— Start Provided material —
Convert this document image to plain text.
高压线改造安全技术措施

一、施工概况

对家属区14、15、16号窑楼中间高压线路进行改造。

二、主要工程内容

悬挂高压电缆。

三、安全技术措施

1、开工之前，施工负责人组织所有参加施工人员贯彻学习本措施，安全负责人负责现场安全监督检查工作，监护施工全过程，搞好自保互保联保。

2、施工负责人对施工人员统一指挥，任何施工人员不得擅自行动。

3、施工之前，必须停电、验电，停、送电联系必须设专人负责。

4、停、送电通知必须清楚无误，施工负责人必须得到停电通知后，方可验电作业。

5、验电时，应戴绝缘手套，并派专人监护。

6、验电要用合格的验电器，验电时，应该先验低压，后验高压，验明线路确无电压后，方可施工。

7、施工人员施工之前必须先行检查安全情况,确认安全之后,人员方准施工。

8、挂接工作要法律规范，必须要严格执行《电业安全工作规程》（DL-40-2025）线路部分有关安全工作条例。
— End Provided material —
— Start Provided material —
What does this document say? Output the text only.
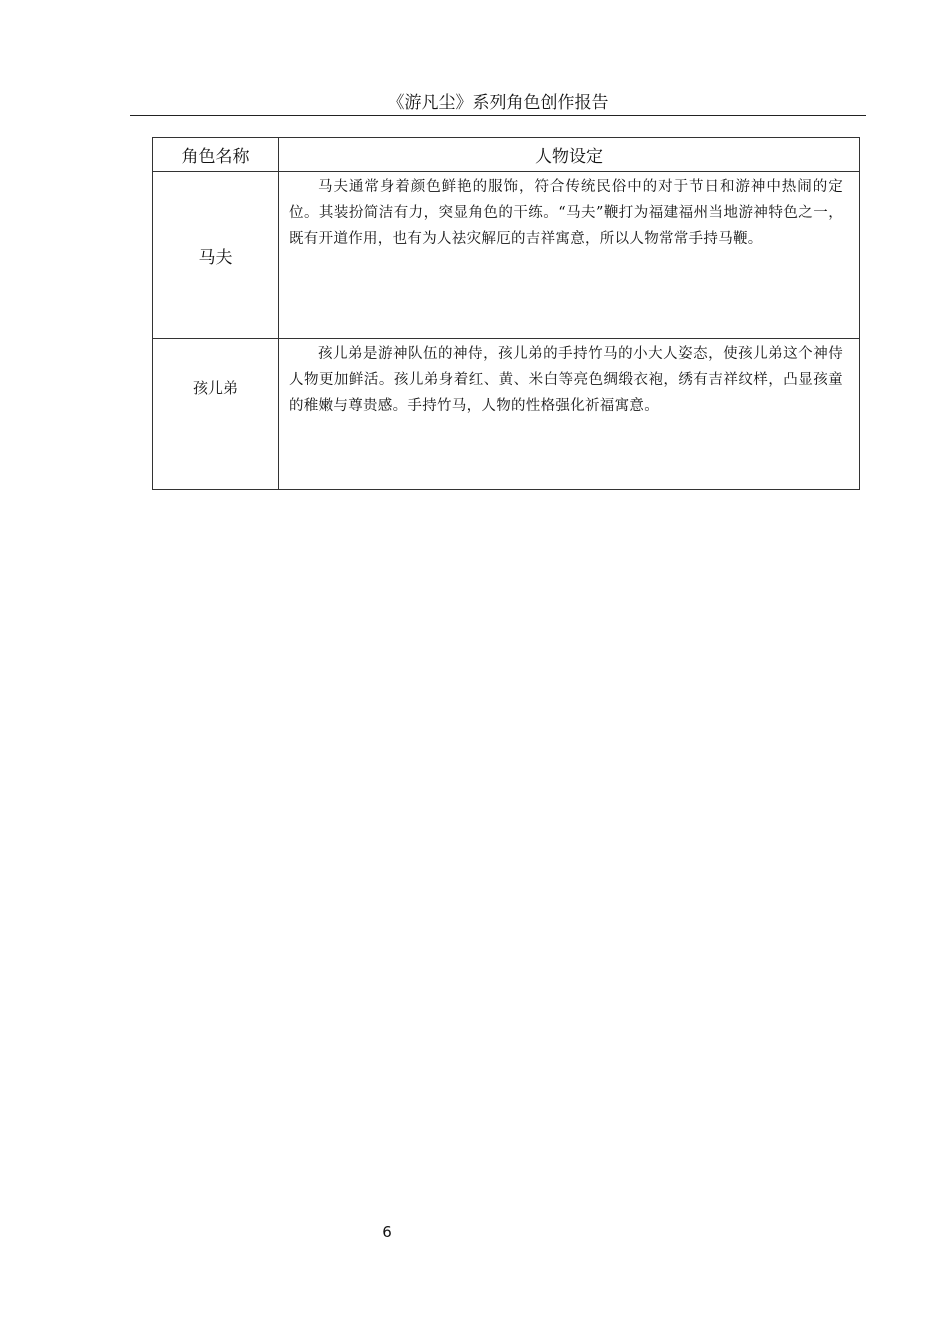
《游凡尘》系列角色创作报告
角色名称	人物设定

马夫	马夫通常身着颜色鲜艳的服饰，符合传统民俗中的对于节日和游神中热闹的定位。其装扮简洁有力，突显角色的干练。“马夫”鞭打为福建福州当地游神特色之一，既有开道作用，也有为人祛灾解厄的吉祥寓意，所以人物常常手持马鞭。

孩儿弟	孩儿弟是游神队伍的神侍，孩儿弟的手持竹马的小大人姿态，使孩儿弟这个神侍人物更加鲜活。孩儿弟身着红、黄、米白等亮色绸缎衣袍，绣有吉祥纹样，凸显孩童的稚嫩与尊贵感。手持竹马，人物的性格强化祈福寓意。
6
— End Provided material —
## What needs to be done:
Determine how many lines above contain "this" as a word or string. Give the number alone.

## Reply to the task:
2